▸ Requirements: Pull out every line below holding the word "name".

▸ Input records:

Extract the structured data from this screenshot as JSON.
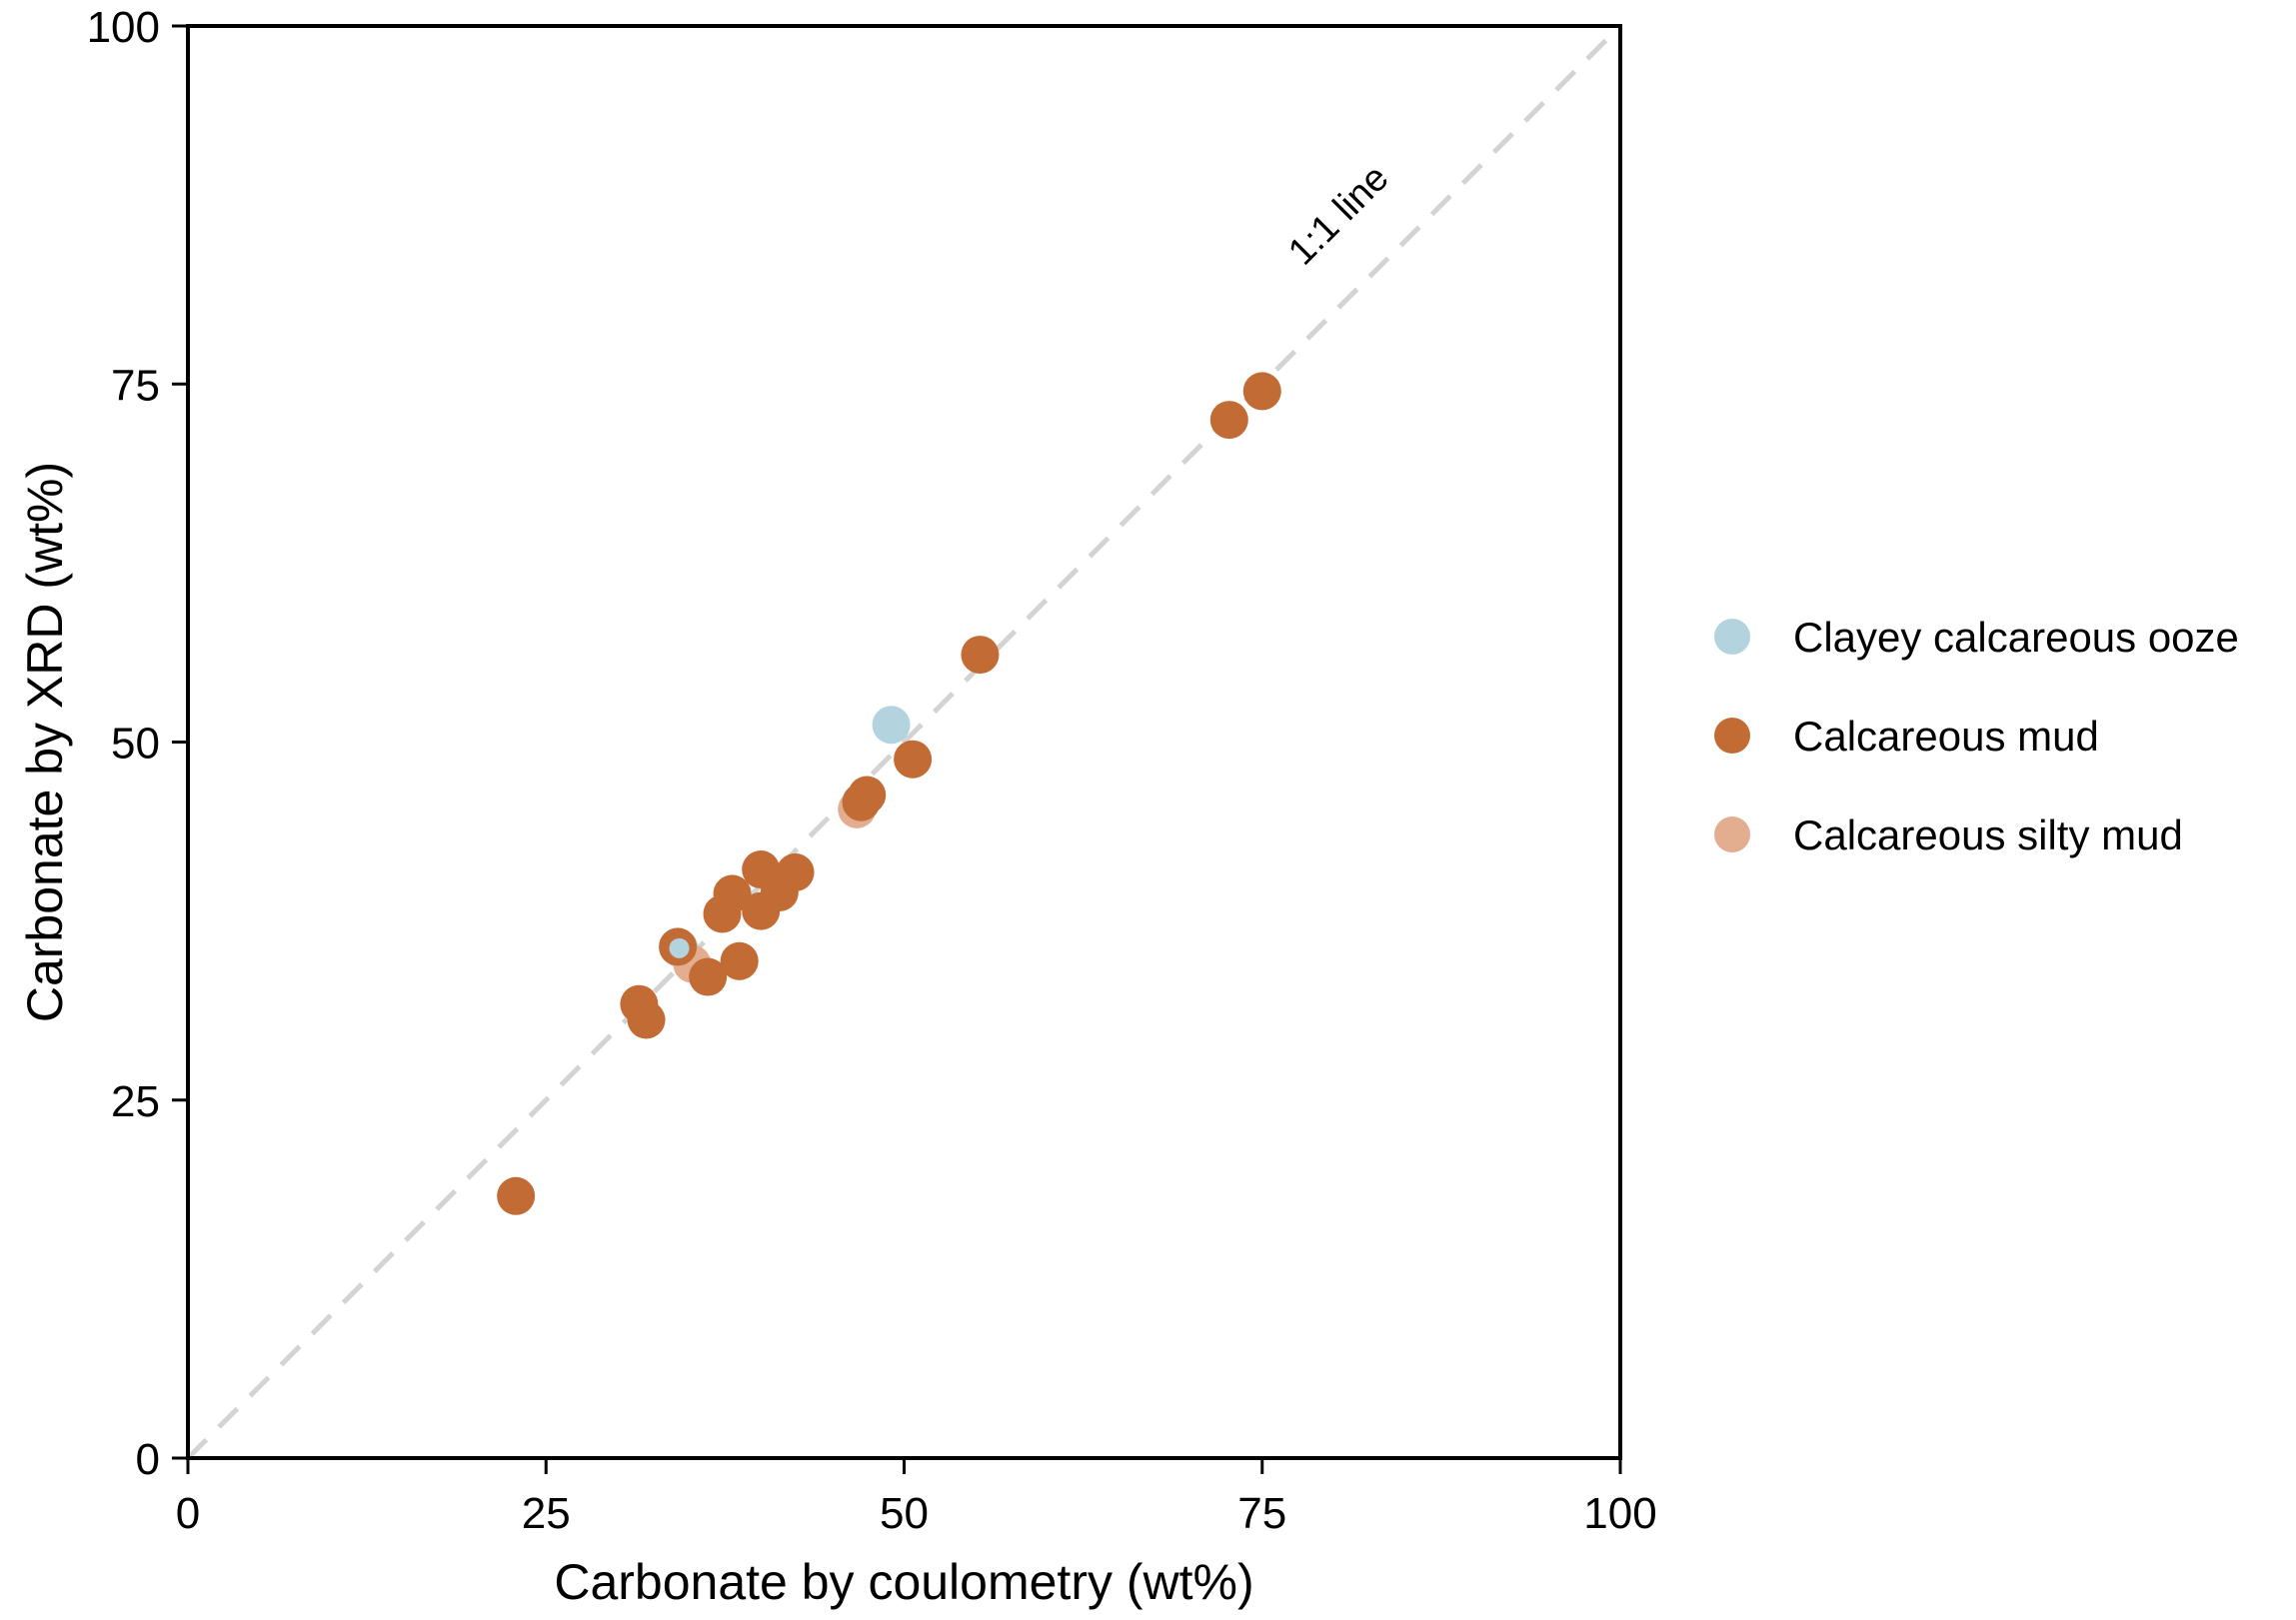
{
  "chart_data": {
    "type": "scatter",
    "title": "",
    "xlabel": "Carbonate by coulometry (wt%)",
    "ylabel": "Carbonate by XRD (wt%)",
    "xlim": [
      0,
      100
    ],
    "ylim": [
      0,
      100
    ],
    "x_ticks": [
      0,
      25,
      50,
      75,
      100
    ],
    "y_ticks": [
      0,
      25,
      50,
      75,
      100
    ],
    "x_tick_labels": [
      "0",
      "25",
      "50",
      "75",
      "100"
    ],
    "y_tick_labels": [
      "0",
      "25",
      "50",
      "75",
      "100"
    ],
    "grid": false,
    "legend_position": "right",
    "reference_line": {
      "label": "1:1 line",
      "style": "dashed",
      "color": "#d3d3d3",
      "from": [
        0,
        0
      ],
      "to": [
        100,
        100
      ]
    },
    "series": [
      {
        "name": "Clayey calcareous ooze",
        "color": "#b3d3df",
        "points": [
          {
            "x": 49.1,
            "y": 51.2
          },
          {
            "x": 75.0,
            "y": 74.5
          },
          {
            "x": 34.3,
            "y": 35.6
          }
        ]
      },
      {
        "name": "Calcareous silty mud",
        "color": "#e2ae8f",
        "points": [
          {
            "x": 46.7,
            "y": 45.3
          },
          {
            "x": 35.2,
            "y": 34.5
          },
          {
            "x": 38.5,
            "y": 34.7
          }
        ]
      },
      {
        "name": "Calcareous mud",
        "color": "#c26b35",
        "points": [
          {
            "x": 22.9,
            "y": 18.3
          },
          {
            "x": 31.5,
            "y": 31.7
          },
          {
            "x": 32.0,
            "y": 30.6
          },
          {
            "x": 36.3,
            "y": 33.6
          },
          {
            "x": 34.2,
            "y": 35.7
          },
          {
            "x": 38.5,
            "y": 34.7
          },
          {
            "x": 37.3,
            "y": 38.0
          },
          {
            "x": 38.0,
            "y": 39.4
          },
          {
            "x": 40.0,
            "y": 38.2
          },
          {
            "x": 41.3,
            "y": 39.5
          },
          {
            "x": 40.0,
            "y": 41.1
          },
          {
            "x": 42.4,
            "y": 40.9
          },
          {
            "x": 47.0,
            "y": 45.8
          },
          {
            "x": 47.4,
            "y": 46.3
          },
          {
            "x": 50.6,
            "y": 48.8
          },
          {
            "x": 55.3,
            "y": 56.1
          },
          {
            "x": 72.7,
            "y": 72.5
          },
          {
            "x": 75.0,
            "y": 74.5
          }
        ]
      }
    ],
    "legend_order": [
      "Clayey calcareous ooze",
      "Calcareous mud",
      "Calcareous silty mud"
    ]
  }
}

▸ Full output:
        "name": "Clayey calcareous ooze",
        "name": "Calcareous silty mud",
        "name": "Calcareous mud",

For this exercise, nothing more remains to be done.